* Task to carry out: What follows is a listing; give it again exactly, in its entirety.

* Data records:
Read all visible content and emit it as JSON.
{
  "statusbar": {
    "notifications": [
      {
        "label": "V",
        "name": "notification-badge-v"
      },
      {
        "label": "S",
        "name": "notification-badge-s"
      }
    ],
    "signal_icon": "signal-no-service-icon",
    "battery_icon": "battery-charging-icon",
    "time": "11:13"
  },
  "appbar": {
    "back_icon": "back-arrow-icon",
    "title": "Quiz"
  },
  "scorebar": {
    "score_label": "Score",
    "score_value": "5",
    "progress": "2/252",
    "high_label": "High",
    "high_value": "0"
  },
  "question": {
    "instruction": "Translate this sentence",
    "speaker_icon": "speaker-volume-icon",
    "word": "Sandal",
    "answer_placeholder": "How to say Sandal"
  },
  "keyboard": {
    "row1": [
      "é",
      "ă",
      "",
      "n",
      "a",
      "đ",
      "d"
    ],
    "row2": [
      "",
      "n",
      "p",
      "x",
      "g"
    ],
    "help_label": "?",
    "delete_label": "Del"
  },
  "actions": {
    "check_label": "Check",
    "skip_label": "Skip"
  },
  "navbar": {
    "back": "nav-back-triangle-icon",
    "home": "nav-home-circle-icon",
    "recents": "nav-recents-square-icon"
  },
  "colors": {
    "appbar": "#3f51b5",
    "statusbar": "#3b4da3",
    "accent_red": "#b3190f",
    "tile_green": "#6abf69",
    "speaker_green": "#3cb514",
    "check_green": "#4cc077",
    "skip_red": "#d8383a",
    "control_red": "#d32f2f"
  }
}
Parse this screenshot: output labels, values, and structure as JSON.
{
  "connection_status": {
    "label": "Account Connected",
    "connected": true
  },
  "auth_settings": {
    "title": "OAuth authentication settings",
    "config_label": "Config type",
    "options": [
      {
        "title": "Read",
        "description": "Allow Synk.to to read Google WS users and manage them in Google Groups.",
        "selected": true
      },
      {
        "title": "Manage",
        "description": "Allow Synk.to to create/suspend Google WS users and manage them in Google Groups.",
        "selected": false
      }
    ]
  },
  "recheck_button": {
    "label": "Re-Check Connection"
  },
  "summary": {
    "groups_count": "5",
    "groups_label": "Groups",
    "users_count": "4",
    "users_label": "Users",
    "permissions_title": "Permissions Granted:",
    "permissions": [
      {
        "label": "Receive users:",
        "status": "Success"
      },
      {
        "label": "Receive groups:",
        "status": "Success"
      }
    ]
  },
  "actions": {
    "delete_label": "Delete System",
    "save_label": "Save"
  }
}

* The reply:
Read all visible content and emit it as JSON.
{
  "statusbar": {
    "notifications": [
      {
        "label": "V",
        "name": "notification-badge-v"
      },
      {
        "label": "S",
        "name": "notification-badge-s"
      }
    ],
    "signal_icon": "signal-no-service-icon",
    "battery_icon": "battery-charging-icon",
    "time": "11:13"
  },
  "appbar": {
    "back_icon": "back-arrow-icon",
    "title": "Quiz"
  },
  "scorebar": {
    "score_label": "Score",
    "score_value": "5",
    "progress": "2/252",
    "high_label": "High",
    "high_value": "0"
  },
  "question": {
    "instruction": "Translate this sentence",
    "speaker_icon": "speaker-volume-icon",
    "word": "Sandal",
    "answer_placeholder": "How to say Sandal"
  },
  "keyboard": {
    "row1": [
      "é",
      "ă",
      "",
      "n",
      "a",
      "đ",
      "d"
    ],
    "row2": [
      "",
      "n",
      "p",
      "x",
      "g"
    ],
    "help_label": "?",
    "delete_label": "Del"
  },
  "actions": {
    "check_label": "Check",
    "skip_label": "Skip"
  },
  "navbar": {
    "back": "nav-back-triangle-icon",
    "home": "nav-home-circle-icon",
    "recents": "nav-recents-square-icon"
  },
  "colors": {
    "appbar": "#3f51b5",
    "statusbar": "#3b4da3",
    "accent_red": "#b3190f",
    "tile_green": "#6abf69",
    "speaker_green": "#3cb514",
    "check_green": "#4cc077",
    "skip_red": "#d8383a",
    "control_red": "#d32f2f"
  }
}
Parse this screenshot: output labels, values, and structure as JSON.
{
  "connection_status": {
    "label": "Account Connected",
    "connected": true
  },
  "auth_settings": {
    "title": "OAuth authentication settings",
    "config_label": "Config type",
    "options": [
      {
        "title": "Read",
        "description": "Allow Synk.to to read Google WS users and manage them in Google Groups.",
        "selected": true
      },
      {
        "title": "Manage",
        "description": "Allow Synk.to to create/suspend Google WS users and manage them in Google Groups.",
        "selected": false
      }
    ]
  },
  "recheck_button": {
    "label": "Re-Check Connection"
  },
  "summary": {
    "groups_count": "5",
    "groups_label": "Groups",
    "users_count": "4",
    "users_label": "Users",
    "permissions_title": "Permissions Granted:",
    "permissions": [
      {
        "label": "Receive users:",
        "status": "Success"
      },
      {
        "label": "Receive groups:",
        "status": "Success"
      }
    ]
  },
  "actions": {
    "delete_label": "Delete System",
    "save_label": "Save"
  }
}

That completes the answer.